[Start Provided material]
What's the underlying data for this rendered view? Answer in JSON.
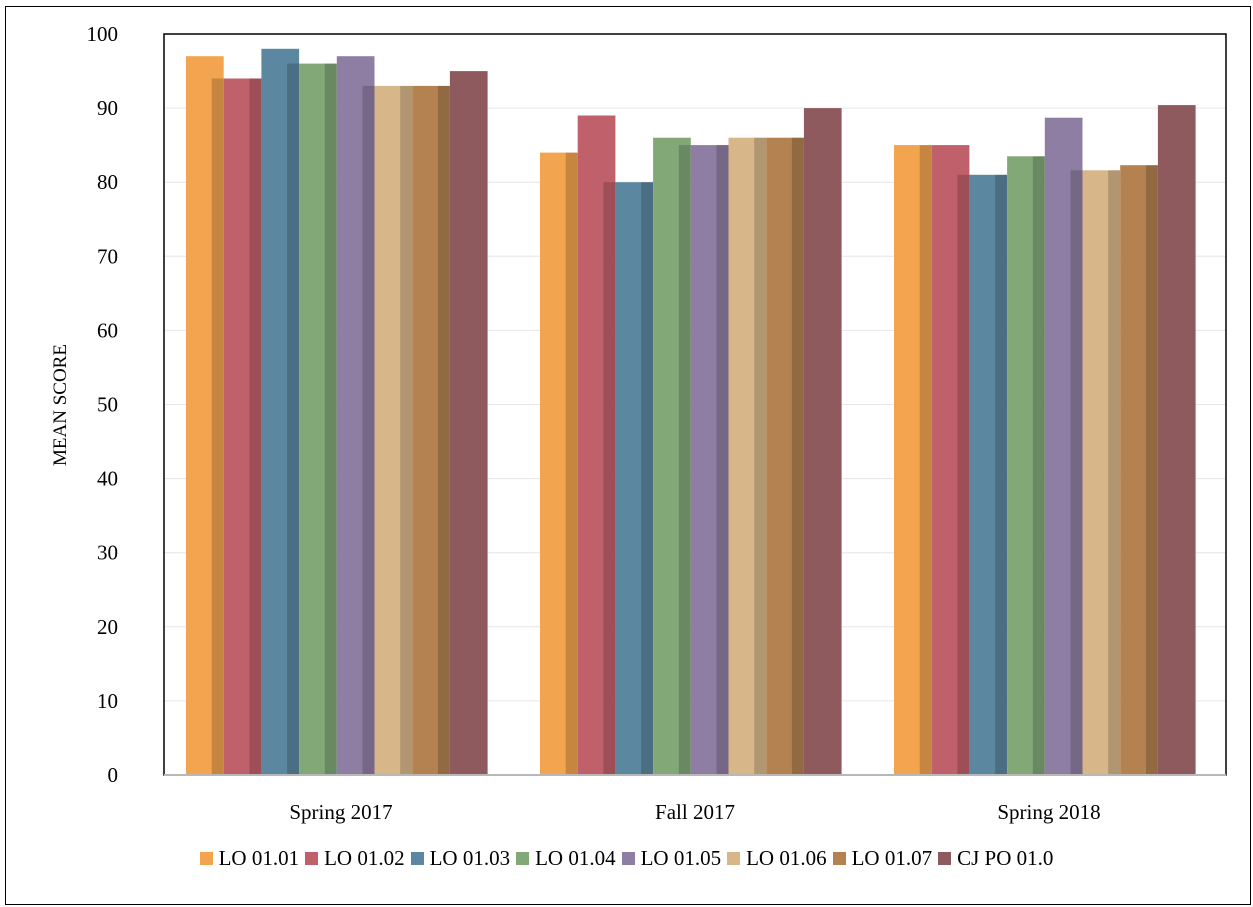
{
  "chart_data": {
    "type": "bar",
    "ylabel": "MEAN SCORE",
    "xlabel": "",
    "ylim": [
      0,
      100
    ],
    "yticks": [
      "0",
      "10",
      "20",
      "30",
      "40",
      "50",
      "60",
      "70",
      "80",
      "90",
      "100"
    ],
    "grid": true,
    "legend_position": "bottom",
    "categories": [
      "Spring 2017",
      "Fall 2017",
      "Spring 2018"
    ],
    "series": [
      {
        "name": "LO 01.01",
        "color": "#F2A44E",
        "values": [
          97,
          84,
          85
        ]
      },
      {
        "name": "LO 01.02",
        "color": "#C0606A",
        "values": [
          94,
          89,
          85
        ]
      },
      {
        "name": "LO 01.03",
        "color": "#5C87A0",
        "values": [
          98,
          80,
          81
        ]
      },
      {
        "name": "LO 01.04",
        "color": "#82A878",
        "values": [
          96,
          86,
          83.5
        ]
      },
      {
        "name": "LO 01.05",
        "color": "#8F7EA3",
        "values": [
          97,
          85,
          88.7
        ]
      },
      {
        "name": "LO 01.06",
        "color": "#D7B78A",
        "values": [
          93,
          86,
          81.6
        ]
      },
      {
        "name": "LO 01.07",
        "color": "#B38250",
        "values": [
          93,
          86,
          82.3
        ]
      },
      {
        "name": "CJ PO 01.0",
        "color": "#8E5A5E",
        "values": [
          95,
          90,
          90.4
        ]
      }
    ]
  }
}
[End Provided material]
Write out again every line above exactly as given; the pictures do not belong in the copy.

What's the underlying data for this rendered view? Answer in JSON.
{
  "chart_data": {
    "type": "bar",
    "ylabel": "MEAN SCORE",
    "xlabel": "",
    "ylim": [
      0,
      100
    ],
    "yticks": [
      "0",
      "10",
      "20",
      "30",
      "40",
      "50",
      "60",
      "70",
      "80",
      "90",
      "100"
    ],
    "grid": true,
    "legend_position": "bottom",
    "categories": [
      "Spring 2017",
      "Fall 2017",
      "Spring 2018"
    ],
    "series": [
      {
        "name": "LO 01.01",
        "color": "#F2A44E",
        "values": [
          97,
          84,
          85
        ]
      },
      {
        "name": "LO 01.02",
        "color": "#C0606A",
        "values": [
          94,
          89,
          85
        ]
      },
      {
        "name": "LO 01.03",
        "color": "#5C87A0",
        "values": [
          98,
          80,
          81
        ]
      },
      {
        "name": "LO 01.04",
        "color": "#82A878",
        "values": [
          96,
          86,
          83.5
        ]
      },
      {
        "name": "LO 01.05",
        "color": "#8F7EA3",
        "values": [
          97,
          85,
          88.7
        ]
      },
      {
        "name": "LO 01.06",
        "color": "#D7B78A",
        "values": [
          93,
          86,
          81.6
        ]
      },
      {
        "name": "LO 01.07",
        "color": "#B38250",
        "values": [
          93,
          86,
          82.3
        ]
      },
      {
        "name": "CJ PO 01.0",
        "color": "#8E5A5E",
        "values": [
          95,
          90,
          90.4
        ]
      }
    ]
  }
}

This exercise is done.